### The request
Search the data for the word "ولكن". Reproduce every line where it is found.

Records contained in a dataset
────────────────────────────────────────
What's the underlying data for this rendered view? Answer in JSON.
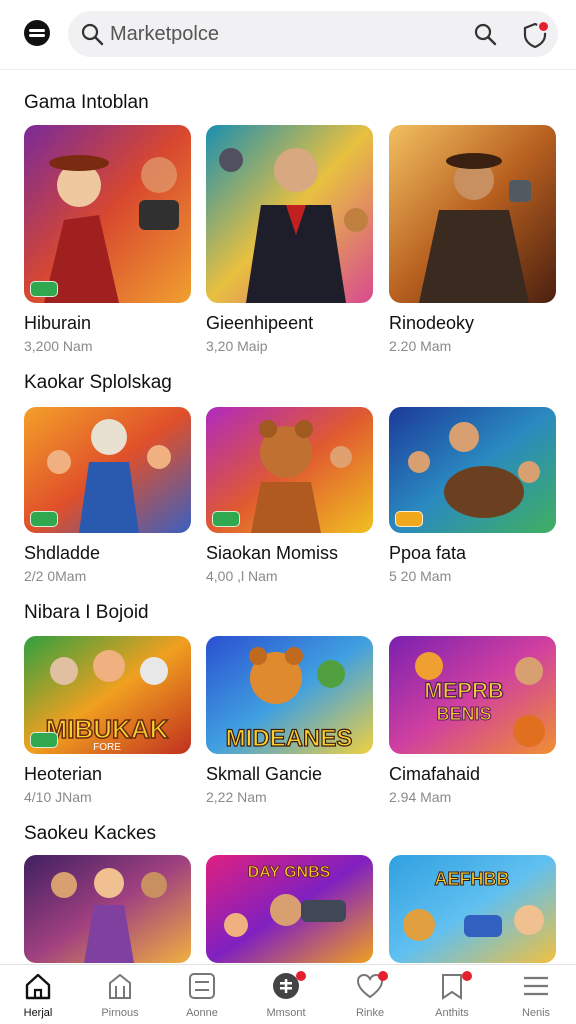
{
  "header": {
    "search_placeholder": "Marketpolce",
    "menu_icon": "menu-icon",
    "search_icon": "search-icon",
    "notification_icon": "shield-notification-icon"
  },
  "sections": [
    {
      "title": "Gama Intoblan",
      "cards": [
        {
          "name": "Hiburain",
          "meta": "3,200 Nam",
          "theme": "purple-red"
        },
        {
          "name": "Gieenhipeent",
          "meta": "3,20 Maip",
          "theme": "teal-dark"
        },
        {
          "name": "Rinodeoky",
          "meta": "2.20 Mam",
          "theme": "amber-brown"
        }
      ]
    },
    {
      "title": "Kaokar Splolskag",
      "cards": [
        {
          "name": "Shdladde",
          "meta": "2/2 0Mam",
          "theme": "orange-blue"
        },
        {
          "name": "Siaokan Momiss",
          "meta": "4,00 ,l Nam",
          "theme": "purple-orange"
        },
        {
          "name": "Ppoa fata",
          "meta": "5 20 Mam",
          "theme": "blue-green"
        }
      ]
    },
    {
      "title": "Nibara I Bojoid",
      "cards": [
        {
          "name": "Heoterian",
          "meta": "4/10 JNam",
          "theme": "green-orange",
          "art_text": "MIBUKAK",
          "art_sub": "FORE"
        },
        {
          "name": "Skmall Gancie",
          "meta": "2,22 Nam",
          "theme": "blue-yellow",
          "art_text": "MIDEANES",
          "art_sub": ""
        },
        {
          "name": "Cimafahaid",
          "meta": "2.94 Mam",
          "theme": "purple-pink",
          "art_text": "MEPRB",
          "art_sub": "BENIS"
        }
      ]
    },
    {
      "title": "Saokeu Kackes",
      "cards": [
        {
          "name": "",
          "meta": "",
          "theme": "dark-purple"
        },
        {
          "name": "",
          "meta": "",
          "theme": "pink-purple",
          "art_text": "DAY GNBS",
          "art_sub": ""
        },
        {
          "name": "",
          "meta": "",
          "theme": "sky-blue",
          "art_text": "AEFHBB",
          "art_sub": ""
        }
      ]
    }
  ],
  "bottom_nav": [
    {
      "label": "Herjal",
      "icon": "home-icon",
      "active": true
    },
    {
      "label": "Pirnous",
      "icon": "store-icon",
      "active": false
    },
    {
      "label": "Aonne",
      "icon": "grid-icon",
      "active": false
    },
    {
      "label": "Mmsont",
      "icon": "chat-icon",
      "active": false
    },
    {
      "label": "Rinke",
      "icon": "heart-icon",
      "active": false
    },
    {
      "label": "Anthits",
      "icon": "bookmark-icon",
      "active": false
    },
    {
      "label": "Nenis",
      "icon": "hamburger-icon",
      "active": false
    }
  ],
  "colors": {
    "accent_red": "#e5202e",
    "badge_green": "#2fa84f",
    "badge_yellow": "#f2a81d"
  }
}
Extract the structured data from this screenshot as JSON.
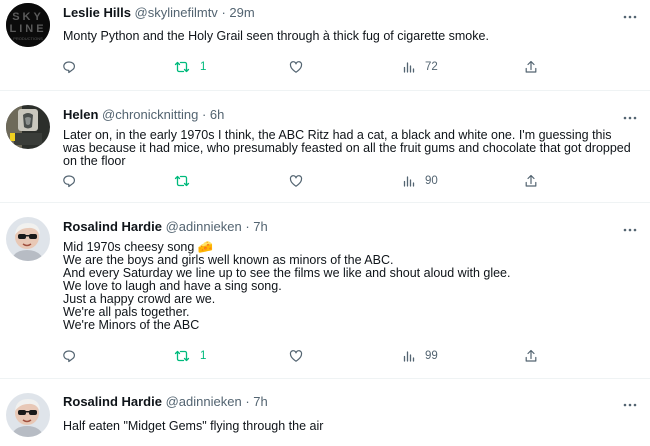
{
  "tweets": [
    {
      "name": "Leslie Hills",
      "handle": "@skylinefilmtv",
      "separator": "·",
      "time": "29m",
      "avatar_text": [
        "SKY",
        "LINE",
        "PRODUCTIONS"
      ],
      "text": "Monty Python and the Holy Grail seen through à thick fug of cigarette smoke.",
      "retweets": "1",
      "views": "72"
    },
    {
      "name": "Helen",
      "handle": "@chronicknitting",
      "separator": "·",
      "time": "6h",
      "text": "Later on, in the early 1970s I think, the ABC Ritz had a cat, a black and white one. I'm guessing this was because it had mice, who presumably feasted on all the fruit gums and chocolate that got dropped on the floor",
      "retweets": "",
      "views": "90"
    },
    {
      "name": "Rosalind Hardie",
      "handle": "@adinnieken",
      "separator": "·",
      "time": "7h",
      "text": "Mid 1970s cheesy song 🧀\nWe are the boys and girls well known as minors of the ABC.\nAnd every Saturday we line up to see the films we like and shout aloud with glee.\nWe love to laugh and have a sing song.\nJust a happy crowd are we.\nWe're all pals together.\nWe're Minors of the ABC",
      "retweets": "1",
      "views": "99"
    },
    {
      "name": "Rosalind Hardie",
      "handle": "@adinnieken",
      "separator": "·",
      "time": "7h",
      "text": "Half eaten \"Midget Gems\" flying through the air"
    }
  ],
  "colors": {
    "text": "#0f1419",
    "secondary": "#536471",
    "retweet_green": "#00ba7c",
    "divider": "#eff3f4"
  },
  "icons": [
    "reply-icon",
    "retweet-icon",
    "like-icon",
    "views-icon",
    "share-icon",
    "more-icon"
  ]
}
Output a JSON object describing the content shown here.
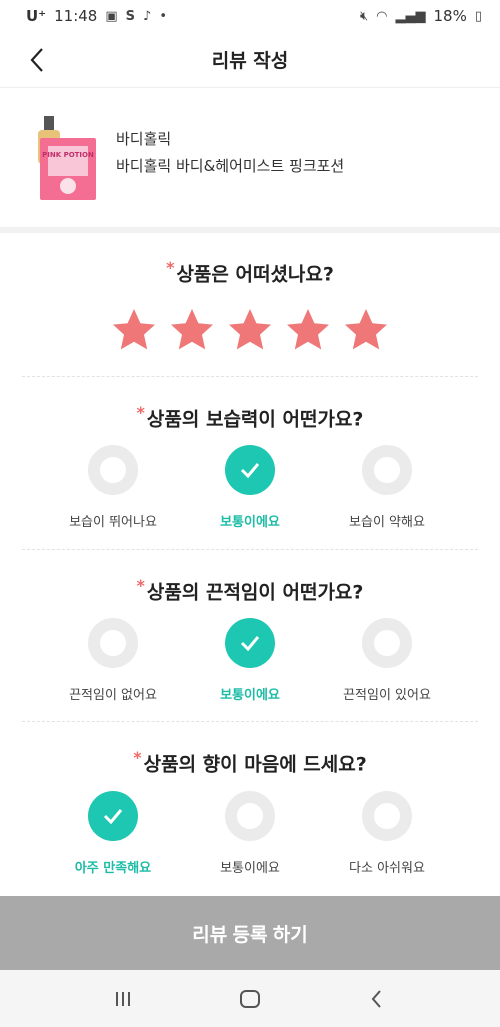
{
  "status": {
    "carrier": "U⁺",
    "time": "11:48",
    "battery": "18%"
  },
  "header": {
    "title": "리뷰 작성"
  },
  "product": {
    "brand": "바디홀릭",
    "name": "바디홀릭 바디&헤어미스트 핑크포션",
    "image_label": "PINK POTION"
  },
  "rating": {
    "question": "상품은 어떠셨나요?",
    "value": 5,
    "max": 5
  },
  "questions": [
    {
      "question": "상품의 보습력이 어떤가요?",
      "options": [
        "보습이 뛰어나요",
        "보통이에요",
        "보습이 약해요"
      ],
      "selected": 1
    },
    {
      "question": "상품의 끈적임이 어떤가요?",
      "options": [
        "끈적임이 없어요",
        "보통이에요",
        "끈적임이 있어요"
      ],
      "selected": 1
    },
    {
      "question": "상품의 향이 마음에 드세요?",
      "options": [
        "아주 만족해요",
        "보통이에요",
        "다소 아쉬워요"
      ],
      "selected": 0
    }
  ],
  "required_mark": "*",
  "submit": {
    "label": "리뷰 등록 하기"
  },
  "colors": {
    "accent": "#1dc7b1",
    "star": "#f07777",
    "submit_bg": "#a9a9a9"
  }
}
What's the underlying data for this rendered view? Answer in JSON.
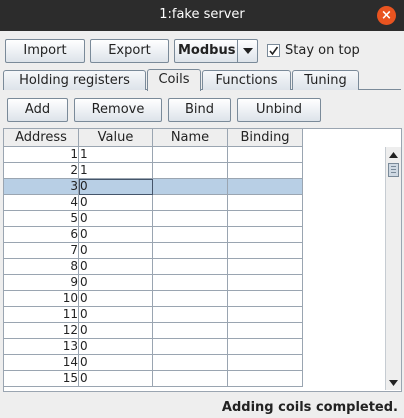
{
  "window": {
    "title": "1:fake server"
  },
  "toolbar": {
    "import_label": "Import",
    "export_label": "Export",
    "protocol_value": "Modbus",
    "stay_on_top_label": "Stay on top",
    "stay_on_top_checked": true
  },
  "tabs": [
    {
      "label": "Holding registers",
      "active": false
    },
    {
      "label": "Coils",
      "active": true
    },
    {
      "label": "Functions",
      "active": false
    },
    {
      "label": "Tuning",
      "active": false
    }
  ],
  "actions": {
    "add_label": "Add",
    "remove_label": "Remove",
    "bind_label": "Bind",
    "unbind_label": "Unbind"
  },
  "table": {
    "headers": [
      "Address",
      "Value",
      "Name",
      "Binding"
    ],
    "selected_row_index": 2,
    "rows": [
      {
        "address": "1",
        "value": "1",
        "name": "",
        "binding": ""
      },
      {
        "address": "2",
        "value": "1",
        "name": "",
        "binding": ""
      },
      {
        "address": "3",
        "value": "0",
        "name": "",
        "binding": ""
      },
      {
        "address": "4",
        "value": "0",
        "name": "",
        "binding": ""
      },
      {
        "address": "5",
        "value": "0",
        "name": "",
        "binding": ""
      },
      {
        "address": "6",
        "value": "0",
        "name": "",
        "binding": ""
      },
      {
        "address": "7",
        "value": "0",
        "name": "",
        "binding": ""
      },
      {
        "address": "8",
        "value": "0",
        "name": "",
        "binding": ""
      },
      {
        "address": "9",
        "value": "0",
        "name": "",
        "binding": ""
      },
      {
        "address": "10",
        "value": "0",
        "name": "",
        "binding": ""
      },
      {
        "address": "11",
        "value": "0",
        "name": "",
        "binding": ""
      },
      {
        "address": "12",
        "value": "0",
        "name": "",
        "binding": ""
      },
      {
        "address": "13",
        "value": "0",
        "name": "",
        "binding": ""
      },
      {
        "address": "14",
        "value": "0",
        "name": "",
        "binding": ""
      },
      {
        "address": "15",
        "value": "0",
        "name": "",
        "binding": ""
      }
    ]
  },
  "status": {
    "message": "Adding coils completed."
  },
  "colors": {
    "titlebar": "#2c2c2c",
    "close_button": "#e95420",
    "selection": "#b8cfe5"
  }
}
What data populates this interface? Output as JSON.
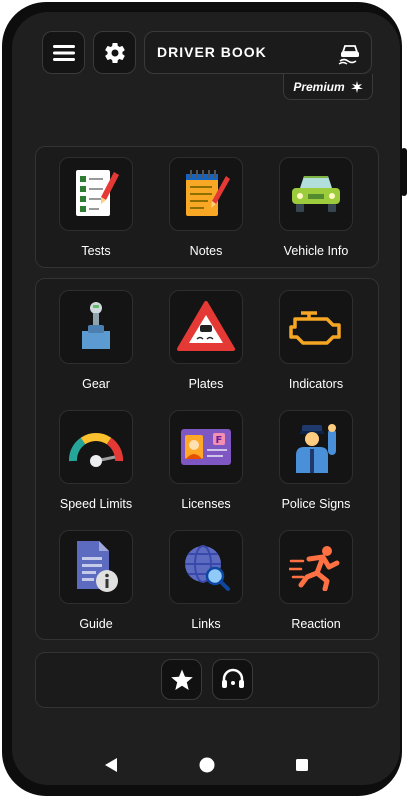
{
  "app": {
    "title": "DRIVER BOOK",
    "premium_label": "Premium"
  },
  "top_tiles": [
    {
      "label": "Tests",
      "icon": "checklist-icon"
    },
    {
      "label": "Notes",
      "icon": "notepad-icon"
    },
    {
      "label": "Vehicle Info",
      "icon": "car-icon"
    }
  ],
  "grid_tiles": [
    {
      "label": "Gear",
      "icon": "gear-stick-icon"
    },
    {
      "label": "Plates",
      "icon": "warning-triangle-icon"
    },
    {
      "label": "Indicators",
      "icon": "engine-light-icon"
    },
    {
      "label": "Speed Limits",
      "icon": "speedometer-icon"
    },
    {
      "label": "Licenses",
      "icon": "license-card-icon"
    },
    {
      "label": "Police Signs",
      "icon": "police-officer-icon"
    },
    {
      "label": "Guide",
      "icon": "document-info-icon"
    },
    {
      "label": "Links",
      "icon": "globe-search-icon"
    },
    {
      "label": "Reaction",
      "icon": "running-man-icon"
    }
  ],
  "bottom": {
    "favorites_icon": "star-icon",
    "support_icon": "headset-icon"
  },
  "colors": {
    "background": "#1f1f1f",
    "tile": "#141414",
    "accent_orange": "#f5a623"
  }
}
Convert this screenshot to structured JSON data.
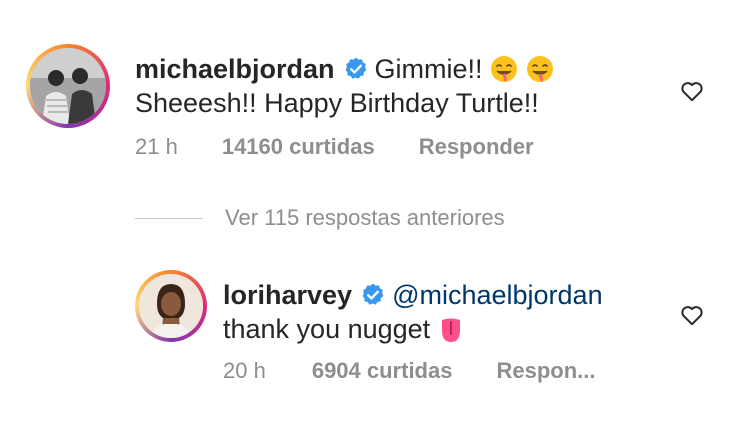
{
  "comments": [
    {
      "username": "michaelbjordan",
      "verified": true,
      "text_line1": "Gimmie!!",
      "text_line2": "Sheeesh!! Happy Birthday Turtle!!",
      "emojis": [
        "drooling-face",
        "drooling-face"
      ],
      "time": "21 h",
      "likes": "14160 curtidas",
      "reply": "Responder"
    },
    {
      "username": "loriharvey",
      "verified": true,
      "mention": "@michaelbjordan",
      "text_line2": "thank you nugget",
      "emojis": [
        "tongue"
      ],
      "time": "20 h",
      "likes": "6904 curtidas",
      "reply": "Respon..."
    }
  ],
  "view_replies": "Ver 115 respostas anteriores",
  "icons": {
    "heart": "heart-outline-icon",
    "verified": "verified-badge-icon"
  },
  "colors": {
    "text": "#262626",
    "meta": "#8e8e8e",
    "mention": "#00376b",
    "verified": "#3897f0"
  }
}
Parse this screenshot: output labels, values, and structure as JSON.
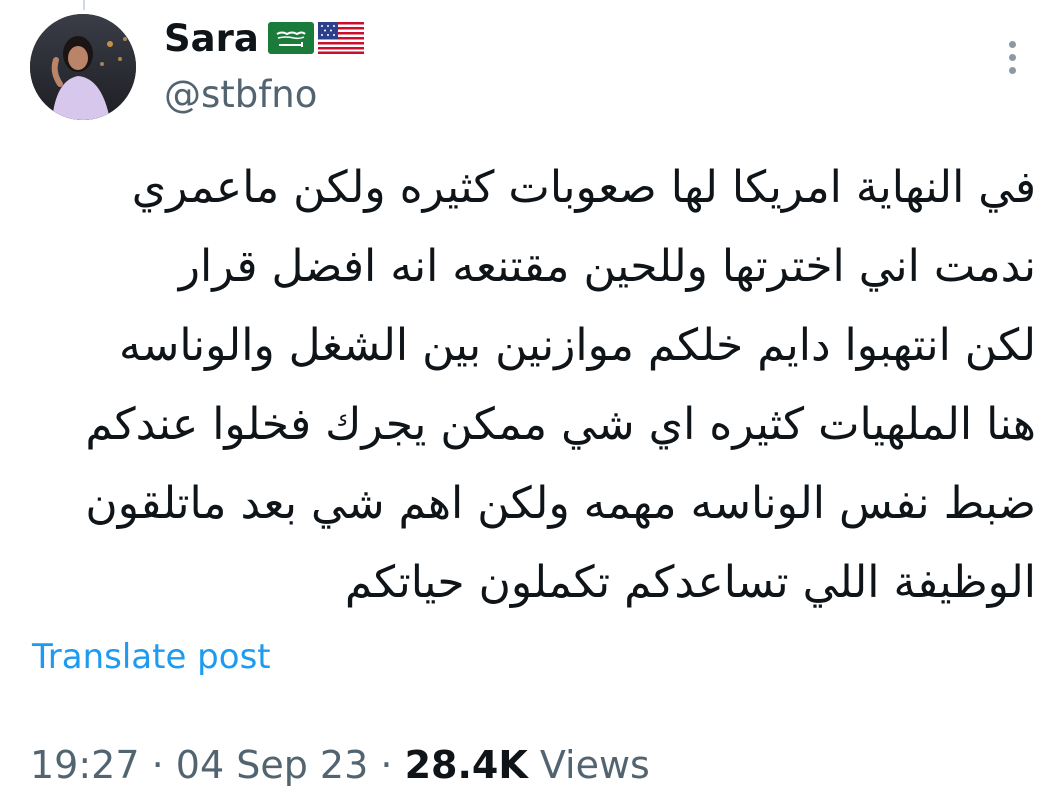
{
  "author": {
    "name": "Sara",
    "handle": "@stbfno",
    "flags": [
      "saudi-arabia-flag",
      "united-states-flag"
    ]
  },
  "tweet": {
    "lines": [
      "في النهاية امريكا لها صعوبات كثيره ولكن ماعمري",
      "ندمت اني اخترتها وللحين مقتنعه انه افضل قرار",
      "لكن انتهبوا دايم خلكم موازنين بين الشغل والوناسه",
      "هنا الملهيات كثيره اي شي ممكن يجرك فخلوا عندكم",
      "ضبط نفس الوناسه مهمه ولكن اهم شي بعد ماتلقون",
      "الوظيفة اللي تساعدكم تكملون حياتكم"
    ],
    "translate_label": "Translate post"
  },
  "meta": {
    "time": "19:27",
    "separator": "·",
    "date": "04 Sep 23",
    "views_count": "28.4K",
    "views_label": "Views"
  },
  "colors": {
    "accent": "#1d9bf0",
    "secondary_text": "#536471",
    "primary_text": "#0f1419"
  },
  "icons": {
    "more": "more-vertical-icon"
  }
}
────────────────────────────────────────
### Solution to this exercise
      "في النهاية امريكا لها صعوبات كثيره ولكن ماعمري",
      "ضبط نفس الوناسه مهمه ولكن اهم شي بعد ماتلقون",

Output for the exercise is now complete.